What you should do:
Below are the records. Transcribe them exactly.

Input:
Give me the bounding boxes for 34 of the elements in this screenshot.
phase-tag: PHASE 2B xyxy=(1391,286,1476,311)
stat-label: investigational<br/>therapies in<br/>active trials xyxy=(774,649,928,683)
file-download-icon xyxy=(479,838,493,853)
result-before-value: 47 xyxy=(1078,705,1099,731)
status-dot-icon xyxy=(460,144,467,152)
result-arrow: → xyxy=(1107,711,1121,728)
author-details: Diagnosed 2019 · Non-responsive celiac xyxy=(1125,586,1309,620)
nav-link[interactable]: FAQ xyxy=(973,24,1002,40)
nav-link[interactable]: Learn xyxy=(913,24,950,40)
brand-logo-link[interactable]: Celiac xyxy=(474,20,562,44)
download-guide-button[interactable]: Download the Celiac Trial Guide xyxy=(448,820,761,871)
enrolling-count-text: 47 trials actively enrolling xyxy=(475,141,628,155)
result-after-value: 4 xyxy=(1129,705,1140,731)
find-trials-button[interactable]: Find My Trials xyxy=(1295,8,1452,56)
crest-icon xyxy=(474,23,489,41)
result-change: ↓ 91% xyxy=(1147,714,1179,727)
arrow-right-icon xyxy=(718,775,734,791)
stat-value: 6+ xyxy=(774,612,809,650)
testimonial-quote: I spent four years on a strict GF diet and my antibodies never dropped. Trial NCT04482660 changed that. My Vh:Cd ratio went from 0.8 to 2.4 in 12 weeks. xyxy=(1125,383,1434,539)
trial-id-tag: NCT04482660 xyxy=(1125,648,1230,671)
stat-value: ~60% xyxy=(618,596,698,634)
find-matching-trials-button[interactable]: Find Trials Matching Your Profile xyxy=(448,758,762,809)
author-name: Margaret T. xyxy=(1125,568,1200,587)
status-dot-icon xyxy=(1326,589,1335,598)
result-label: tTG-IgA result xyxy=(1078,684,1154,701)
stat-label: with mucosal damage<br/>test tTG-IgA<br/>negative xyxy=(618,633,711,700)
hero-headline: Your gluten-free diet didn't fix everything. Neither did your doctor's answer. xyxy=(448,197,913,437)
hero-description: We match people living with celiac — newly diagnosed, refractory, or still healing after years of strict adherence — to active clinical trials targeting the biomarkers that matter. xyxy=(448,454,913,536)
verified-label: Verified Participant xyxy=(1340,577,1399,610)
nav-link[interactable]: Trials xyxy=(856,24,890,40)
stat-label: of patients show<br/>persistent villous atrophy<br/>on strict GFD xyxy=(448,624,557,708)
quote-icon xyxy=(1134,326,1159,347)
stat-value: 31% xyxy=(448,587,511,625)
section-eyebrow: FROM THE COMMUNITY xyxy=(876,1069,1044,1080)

Solved problem:
Give me the bounding boxes for 34 of the elements in this screenshot.
phase-tag: PHASE 2B xyxy=(1391,286,1476,311)
stat-label: investigational<br/>therapies in<br/>active trials xyxy=(774,649,928,683)
file-download-icon xyxy=(479,838,493,853)
result-before-value: 47 xyxy=(1078,705,1099,731)
status-dot-icon xyxy=(460,144,467,152)
result-arrow: → xyxy=(1107,711,1121,728)
author-details: Diagnosed 2019 · Non-responsive celiac xyxy=(1125,586,1309,620)
nav-link[interactable]: FAQ xyxy=(973,24,1002,40)
nav-link[interactable]: Learn xyxy=(913,24,950,40)
brand-logo-link[interactable]: Celiac xyxy=(474,20,562,44)
download-guide-button[interactable]: Download the Celiac Trial Guide xyxy=(448,820,761,871)
enrolling-count-text: 47 trials actively enrolling xyxy=(475,141,628,155)
result-after-value: 4 xyxy=(1129,705,1140,731)
find-trials-button[interactable]: Find My Trials xyxy=(1295,8,1452,56)
crest-icon xyxy=(474,23,489,41)
result-change: ↓ 91% xyxy=(1147,714,1179,727)
arrow-right-icon xyxy=(718,775,734,791)
stat-value: 6+ xyxy=(774,612,809,650)
testimonial-quote: I spent four years on a strict GF diet and my antibodies never dropped. Trial NCT04482660 changed that. My Vh:Cd ratio went from 0.8 to 2.4 in 12 weeks. xyxy=(1125,383,1434,539)
trial-id-tag: NCT04482660 xyxy=(1125,648,1230,671)
stat-value: ~60% xyxy=(618,596,698,634)
find-matching-trials-button[interactable]: Find Trials Matching Your Profile xyxy=(448,758,762,809)
author-name: Margaret T. xyxy=(1125,568,1200,587)
status-dot-icon xyxy=(1326,589,1335,598)
result-label: tTG-IgA result xyxy=(1078,684,1154,701)
stat-label: with mucosal damage<br/>test tTG-IgA<br/>negative xyxy=(618,633,711,700)
hero-headline: Your gluten-free diet didn't fix everything. Neither did your doctor's answer. xyxy=(448,197,913,437)
hero-description: We match people living with celiac — newly diagnosed, refractory, or still healing after years of strict adherence — to active clinical trials targeting the biomarkers that matter. xyxy=(448,454,913,536)
verified-label: Verified Participant xyxy=(1340,577,1399,610)
nav-link[interactable]: Trials xyxy=(856,24,890,40)
stat-label: of patients show<br/>persistent villous atrophy<br/>on strict GFD xyxy=(448,624,557,708)
quote-icon xyxy=(1134,326,1159,347)
stat-value: 31% xyxy=(448,587,511,625)
section-eyebrow: FROM THE COMMUNITY xyxy=(876,1069,1044,1080)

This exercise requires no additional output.